Stored data

::::::::

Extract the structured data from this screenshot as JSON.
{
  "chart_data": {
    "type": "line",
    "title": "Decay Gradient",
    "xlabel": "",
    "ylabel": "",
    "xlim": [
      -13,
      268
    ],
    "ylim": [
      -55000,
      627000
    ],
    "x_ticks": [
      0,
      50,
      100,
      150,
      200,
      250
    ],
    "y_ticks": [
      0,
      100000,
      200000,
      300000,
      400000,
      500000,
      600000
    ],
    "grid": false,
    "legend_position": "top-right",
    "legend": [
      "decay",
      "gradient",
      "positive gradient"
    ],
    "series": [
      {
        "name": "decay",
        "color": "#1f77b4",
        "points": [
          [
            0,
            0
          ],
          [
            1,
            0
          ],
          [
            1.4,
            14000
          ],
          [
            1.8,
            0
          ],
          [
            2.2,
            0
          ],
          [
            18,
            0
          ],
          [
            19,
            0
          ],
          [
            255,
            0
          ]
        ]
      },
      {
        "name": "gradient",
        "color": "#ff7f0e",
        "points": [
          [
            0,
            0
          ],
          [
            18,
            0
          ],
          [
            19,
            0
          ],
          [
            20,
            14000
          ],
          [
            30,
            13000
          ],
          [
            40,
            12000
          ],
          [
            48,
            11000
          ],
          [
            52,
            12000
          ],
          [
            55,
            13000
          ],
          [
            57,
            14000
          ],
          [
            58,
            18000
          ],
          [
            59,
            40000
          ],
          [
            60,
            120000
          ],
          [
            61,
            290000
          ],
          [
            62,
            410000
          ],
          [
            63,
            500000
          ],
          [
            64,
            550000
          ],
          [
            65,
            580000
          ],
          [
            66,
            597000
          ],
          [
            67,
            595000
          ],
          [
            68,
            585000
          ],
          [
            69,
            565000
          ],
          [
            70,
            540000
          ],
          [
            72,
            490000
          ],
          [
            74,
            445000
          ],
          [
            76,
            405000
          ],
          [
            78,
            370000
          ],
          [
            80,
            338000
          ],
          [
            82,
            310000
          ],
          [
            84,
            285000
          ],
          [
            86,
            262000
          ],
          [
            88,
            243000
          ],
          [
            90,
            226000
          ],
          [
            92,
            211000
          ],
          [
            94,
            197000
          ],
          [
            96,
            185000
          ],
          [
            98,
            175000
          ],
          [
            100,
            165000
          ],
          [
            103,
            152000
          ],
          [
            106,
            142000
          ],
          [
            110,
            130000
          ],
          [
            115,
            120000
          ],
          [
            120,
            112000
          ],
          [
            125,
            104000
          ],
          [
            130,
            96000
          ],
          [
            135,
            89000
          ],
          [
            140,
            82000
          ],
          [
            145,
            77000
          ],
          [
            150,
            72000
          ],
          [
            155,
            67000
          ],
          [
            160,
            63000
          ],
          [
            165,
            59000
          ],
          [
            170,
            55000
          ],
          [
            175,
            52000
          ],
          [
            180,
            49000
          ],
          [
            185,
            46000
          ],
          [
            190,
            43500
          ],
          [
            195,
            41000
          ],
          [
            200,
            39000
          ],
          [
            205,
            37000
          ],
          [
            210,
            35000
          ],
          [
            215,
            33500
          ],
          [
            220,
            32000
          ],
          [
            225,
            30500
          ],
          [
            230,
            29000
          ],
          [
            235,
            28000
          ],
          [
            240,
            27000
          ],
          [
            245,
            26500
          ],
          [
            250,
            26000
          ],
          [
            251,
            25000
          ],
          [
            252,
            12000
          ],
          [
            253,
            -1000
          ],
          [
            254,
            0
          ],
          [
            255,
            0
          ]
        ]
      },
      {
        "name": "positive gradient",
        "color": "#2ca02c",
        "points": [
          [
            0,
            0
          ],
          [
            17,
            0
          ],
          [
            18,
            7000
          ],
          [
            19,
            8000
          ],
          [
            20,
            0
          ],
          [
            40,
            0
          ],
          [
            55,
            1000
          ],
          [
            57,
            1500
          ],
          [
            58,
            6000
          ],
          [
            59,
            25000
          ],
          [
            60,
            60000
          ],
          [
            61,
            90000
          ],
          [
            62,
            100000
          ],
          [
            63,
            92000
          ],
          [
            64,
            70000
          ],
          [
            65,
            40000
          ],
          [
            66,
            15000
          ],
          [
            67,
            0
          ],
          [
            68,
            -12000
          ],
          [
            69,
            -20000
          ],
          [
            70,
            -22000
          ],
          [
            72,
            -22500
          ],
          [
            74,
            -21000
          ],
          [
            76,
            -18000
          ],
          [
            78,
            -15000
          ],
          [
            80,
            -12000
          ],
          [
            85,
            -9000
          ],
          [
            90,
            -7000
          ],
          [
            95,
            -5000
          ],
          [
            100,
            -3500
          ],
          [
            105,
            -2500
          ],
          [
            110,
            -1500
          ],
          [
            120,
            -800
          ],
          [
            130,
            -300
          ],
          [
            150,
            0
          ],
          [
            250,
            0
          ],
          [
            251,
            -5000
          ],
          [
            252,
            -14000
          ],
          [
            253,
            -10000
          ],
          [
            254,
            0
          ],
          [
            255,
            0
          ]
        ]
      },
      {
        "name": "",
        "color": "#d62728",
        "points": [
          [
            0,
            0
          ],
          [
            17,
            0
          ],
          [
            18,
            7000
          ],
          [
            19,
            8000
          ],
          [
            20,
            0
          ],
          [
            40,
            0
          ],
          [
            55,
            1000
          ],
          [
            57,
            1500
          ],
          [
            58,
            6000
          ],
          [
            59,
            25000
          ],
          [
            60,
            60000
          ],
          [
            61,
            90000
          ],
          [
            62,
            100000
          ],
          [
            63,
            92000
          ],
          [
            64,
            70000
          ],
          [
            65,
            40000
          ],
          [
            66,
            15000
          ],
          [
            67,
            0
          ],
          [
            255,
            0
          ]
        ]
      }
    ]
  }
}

::::::::

Set task: Make a list of all lines in the data that contain "name".

Result:
        "name": "decay",
        "name": "gradient",
        "name": "positive gradient",
        "name": "",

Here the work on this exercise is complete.